■ Page ■
▽

Q4 FY22 comments (Investor Presentation Q4 FY22, p. 8):

Regions:

  • EMEA: Solid growth supported by all product areas (except Human Health) and pricing initiatives, including a positive impact from EUR-based pricing; growth negatively impacted by Russia; Human Health negatively impacted by customer order patterns.
  • NA: FC&E supported by solid momentum in cheese and fermented beverages as well as pricing initiatives; fresh dairy below last year; H&N declined compared to last year due to customer order patterns in HMO and Human Health.
  • LATAM: Pricing initiatives in FC&E partly offset by a negative impact from EUR-based pricing and lower volumes; H&N adversely impacted by the timing of orders in Plant Health.
  • APAC: Growth driven by volume growth and supported by all product areas, except for dairy which was negatively impacted by declining volumes in China; positive impact from pricing initiatives was more than offset by a negative impact from EUR-based pricing.

Timing of the merger

The completion of the combination remains subject to the satisfaction of an additional number of conditions set out in the merger plan, including certain regulatory approvals. The completion of the combination is expected to occur in the fourth quarter of the calendar year 2023 or the first quarter of the calendar year 2024.

Restated quarterly financial highlights and key figures based on calendar year

Provided in the company announcement Q3 FY23, Note 6.

△

(Excerpts from a layout annotation set)
▽

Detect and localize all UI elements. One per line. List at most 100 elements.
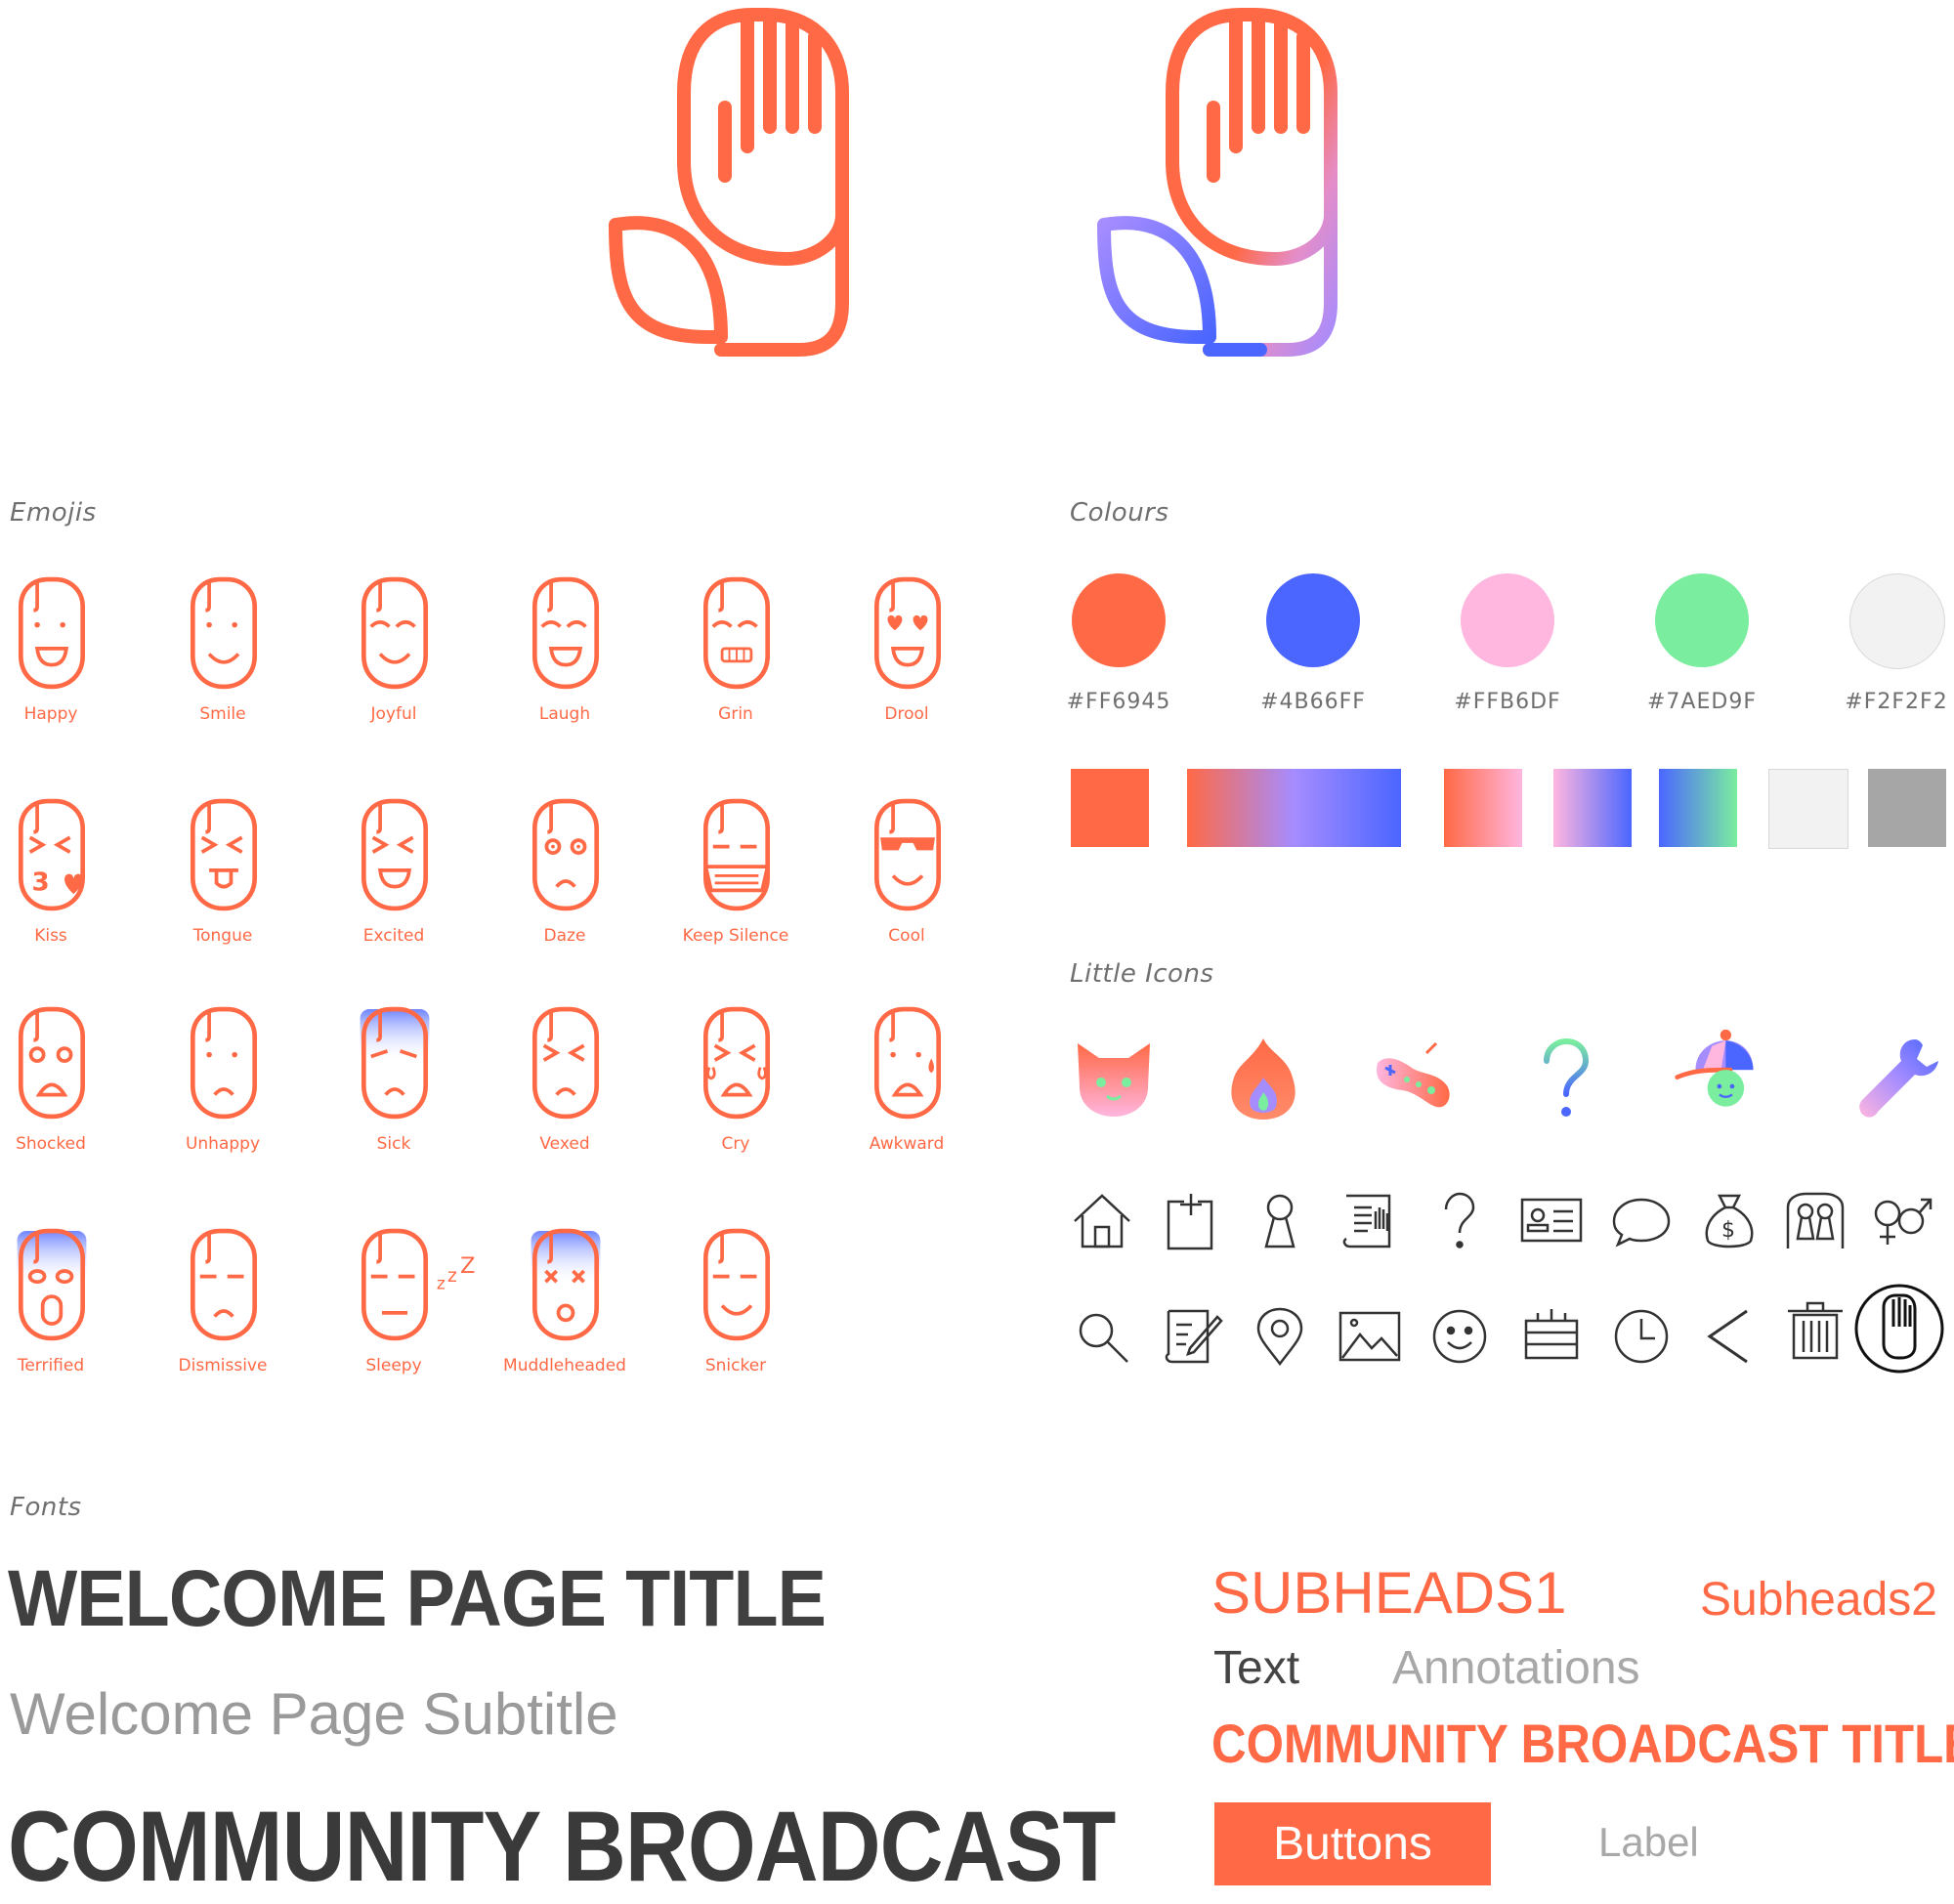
colour-hex-label: #FF6945 — [1066, 690, 1171, 714]
emoji-label: Laugh — [538, 704, 591, 724]
smiley-icon — [1428, 1305, 1491, 1368]
edit-note-icon — [1161, 1305, 1223, 1368]
emoji-shocked: Shocked — [0, 999, 119, 1195]
subheads2-sample: Subheads2 — [1700, 1574, 1937, 1626]
svg-text:Z: Z — [460, 1253, 475, 1279]
emoji-label: Snicker — [704, 1356, 767, 1375]
emoji-grin: Grin — [667, 570, 804, 765]
question-mark-icon — [1428, 1190, 1491, 1252]
emoji-face-icon — [531, 798, 600, 911]
fire-icon — [1219, 1034, 1307, 1121]
emoji-snicker: Snicker — [667, 1221, 804, 1417]
emoji-awkward: Awkward — [838, 999, 975, 1195]
emoji-smile: Smile — [154, 570, 291, 765]
emoji-joyful: Joyful — [325, 570, 462, 765]
search-icon — [1071, 1305, 1133, 1368]
emoji-face-icon — [873, 576, 942, 690]
emoji-face-icon — [18, 576, 86, 690]
emoji-tongue: Tongue — [154, 791, 291, 987]
lock-people-icon — [1784, 1190, 1847, 1252]
home-icon — [1071, 1190, 1133, 1252]
colour-swatch-circle — [1072, 573, 1166, 667]
svg-text:z: z — [447, 1266, 457, 1287]
emoji-label: Cool — [888, 926, 925, 946]
colour-hex-label: #F2F2F2 — [1845, 690, 1948, 714]
emoji-laugh: Laugh — [496, 570, 633, 765]
colour-hex-label: #4B66FF — [1260, 690, 1366, 714]
emoji-terrified: Terrified — [0, 1221, 119, 1417]
section-title-little-icons: Little Icons — [1070, 959, 1214, 989]
emoji-face-icon — [361, 798, 429, 911]
back-arrow-icon[interactable] — [1698, 1305, 1761, 1368]
emoji-face-icon — [17, 1228, 87, 1341]
emoji-face-icon — [190, 1228, 258, 1341]
emoji-cry: Cry — [667, 999, 804, 1195]
emoji-sleepy: z z Z Sleepy — [325, 1221, 475, 1417]
keyhole-icon — [1249, 1190, 1311, 1252]
hand-leaf-gradient-logo-icon — [1097, 8, 1338, 357]
section-title-colours: Colours — [1070, 498, 1169, 528]
id-card-icon — [1520, 1190, 1583, 1252]
hand-leaf-logo-icon — [609, 8, 849, 357]
section-title-fonts: Fonts — [10, 1493, 82, 1522]
emoji-label: Sick — [376, 1134, 411, 1154]
emoji-face-icon — [18, 1006, 86, 1120]
emoji-label: Dismissive — [178, 1356, 268, 1375]
emoji-label: Cry — [721, 1134, 750, 1154]
logo-gradient — [1075, 0, 1368, 371]
emoji-kiss: 3 Kiss — [0, 791, 119, 987]
emoji-keep-silence: Keep Silence — [667, 791, 804, 987]
wrench-icon — [1854, 1034, 1942, 1121]
gradient-swatch-orange-to-blue — [1187, 769, 1401, 847]
svg-text:$: $ — [1721, 1218, 1735, 1243]
emoji-vexed: Vexed — [496, 999, 633, 1195]
emoji-drool: Drool — [838, 570, 975, 765]
add-page-icon — [1161, 1190, 1223, 1252]
cat-icon — [1070, 1034, 1158, 1121]
emoji-sick: Sick — [325, 999, 462, 1195]
emoji-face-icon — [361, 576, 429, 690]
gradient-swatch-orange-to-pink — [1444, 769, 1522, 847]
emoji-label: Excited — [362, 926, 425, 946]
emoji-excited: Excited — [325, 791, 462, 987]
emoji-label: Happy — [23, 704, 78, 724]
emoji-face-icon: 3 — [18, 798, 86, 911]
gamepad-icon — [1368, 1034, 1456, 1121]
gradient-swatch-blue-to-green — [1659, 769, 1737, 847]
emoji-face-icon — [702, 576, 771, 690]
section-title-emojis: Emojis — [10, 498, 97, 528]
emoji-label: Vexed — [539, 1134, 590, 1154]
subheads1-sample: SUBHEADS1 — [1211, 1560, 1567, 1626]
clock-icon — [1610, 1305, 1673, 1368]
emoji-label: Grin — [718, 704, 753, 724]
emoji-face-icon — [360, 1006, 430, 1120]
money-bag-icon: $ — [1698, 1190, 1761, 1252]
colour-hex-label: #FFB6DF — [1454, 690, 1561, 714]
emoji-face-icon — [873, 798, 942, 911]
emoji-dismissive: Dismissive — [154, 1221, 291, 1417]
text-sample: Text — [1213, 1642, 1300, 1694]
image-icon — [1338, 1305, 1401, 1368]
emoji-label: Terrified — [17, 1356, 85, 1375]
emoji-label: Joyful — [370, 704, 417, 724]
welcome-page-subtitle-sample: Welcome Page Subtitle — [10, 1681, 618, 1747]
chat-bubble-icon — [1610, 1190, 1673, 1252]
emoji-face-icon: zzZ — [361, 1228, 475, 1341]
emoji-happy: Happy — [0, 570, 119, 765]
question-icon — [1519, 1034, 1607, 1121]
welcome-page-title-sample: WELCOME PAGE TITLE — [8, 1554, 827, 1643]
emoji-label: Shocked — [16, 1134, 86, 1154]
annotations-sample: Annotations — [1392, 1642, 1640, 1694]
emoji-face-icon — [531, 576, 600, 690]
button-sample[interactable]: Buttons — [1214, 1802, 1491, 1885]
colour-swatch-circle — [1849, 573, 1945, 669]
gradient-swatch-dark-grey — [1868, 769, 1946, 847]
label-sample: Label — [1598, 1819, 1699, 1865]
emoji-face-icon — [531, 1228, 601, 1341]
colour-hex-label: #7AED9F — [1647, 690, 1757, 714]
emoji-cool: Cool — [838, 791, 975, 987]
cap-kid-icon — [1673, 1028, 1761, 1116]
gradient-swatch-light-grey — [1768, 769, 1848, 849]
colour-swatch-circle — [1655, 573, 1749, 667]
gradient-swatch-solid-orange — [1071, 769, 1149, 847]
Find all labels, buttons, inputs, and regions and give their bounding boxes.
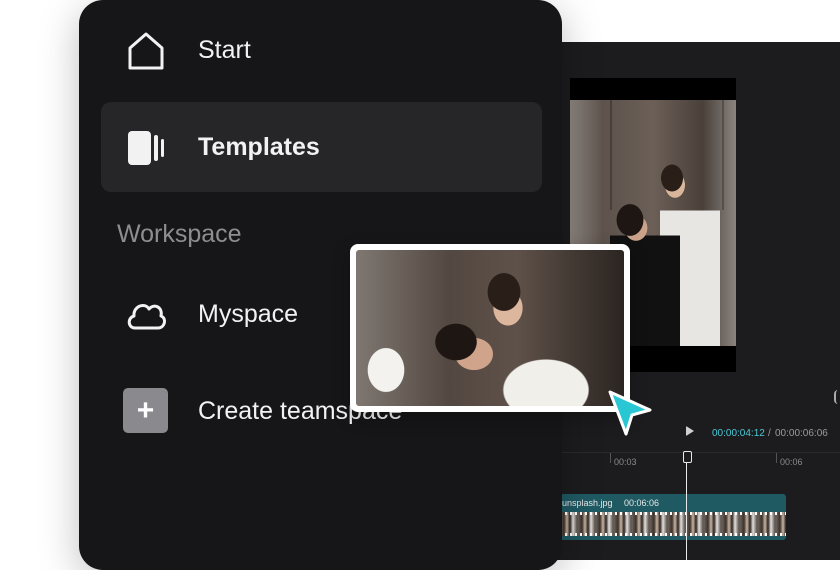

△

■ Given exercise ■
Why did H&N in NA decline compared to last year, according to the Q4 FY22 comments? Answer in one to three sentences.

■ Solution ■
H&N in NA declined compared to last year because of customer order patterns in HMO and Human Health.